# JOB
Set the listing down again exactly, please, apart from its pictures.

# Collection entries
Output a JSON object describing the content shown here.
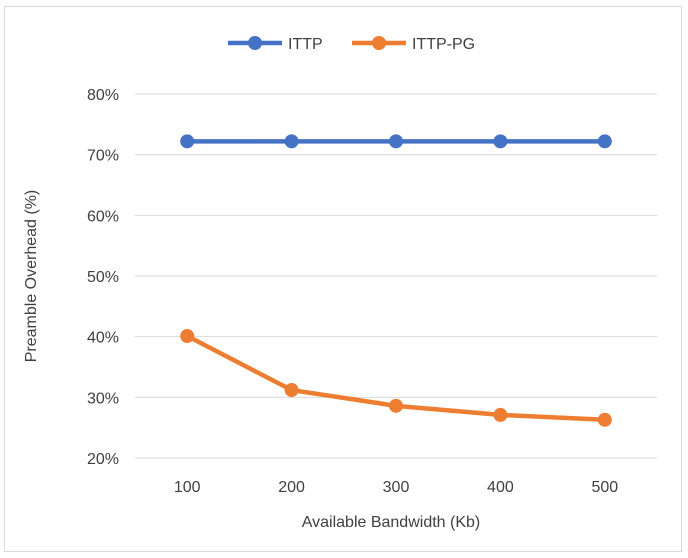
{
  "chart_data": {
    "type": "line",
    "title": "",
    "xlabel": "Available Bandwidth (Kb)",
    "ylabel": "Preamble Overhead (%)",
    "categories": [
      "100",
      "200",
      "300",
      "400",
      "500"
    ],
    "ylim": [
      20,
      80
    ],
    "yticks": [
      20,
      30,
      40,
      50,
      60,
      70,
      80
    ],
    "ytick_labels": [
      "20%",
      "30%",
      "40%",
      "50%",
      "60%",
      "70%",
      "80%"
    ],
    "grid": true,
    "legend_position": "top",
    "series": [
      {
        "name": "ITTP",
        "color": "#4472c4",
        "values": [
          72.2,
          72.2,
          72.2,
          72.2,
          72.2
        ]
      },
      {
        "name": "ITTP-PG",
        "color": "#ed7d31",
        "values": [
          40.1,
          31.2,
          28.6,
          27.1,
          26.3
        ]
      }
    ]
  }
}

# IN RESPONSE
Output a JSON object describing the content shown here.
{
  "chart_data": {
    "type": "line",
    "title": "",
    "xlabel": "Available Bandwidth (Kb)",
    "ylabel": "Preamble Overhead (%)",
    "categories": [
      "100",
      "200",
      "300",
      "400",
      "500"
    ],
    "ylim": [
      20,
      80
    ],
    "yticks": [
      20,
      30,
      40,
      50,
      60,
      70,
      80
    ],
    "ytick_labels": [
      "20%",
      "30%",
      "40%",
      "50%",
      "60%",
      "70%",
      "80%"
    ],
    "grid": true,
    "legend_position": "top",
    "series": [
      {
        "name": "ITTP",
        "color": "#4472c4",
        "values": [
          72.2,
          72.2,
          72.2,
          72.2,
          72.2
        ]
      },
      {
        "name": "ITTP-PG",
        "color": "#ed7d31",
        "values": [
          40.1,
          31.2,
          28.6,
          27.1,
          26.3
        ]
      }
    ]
  }
}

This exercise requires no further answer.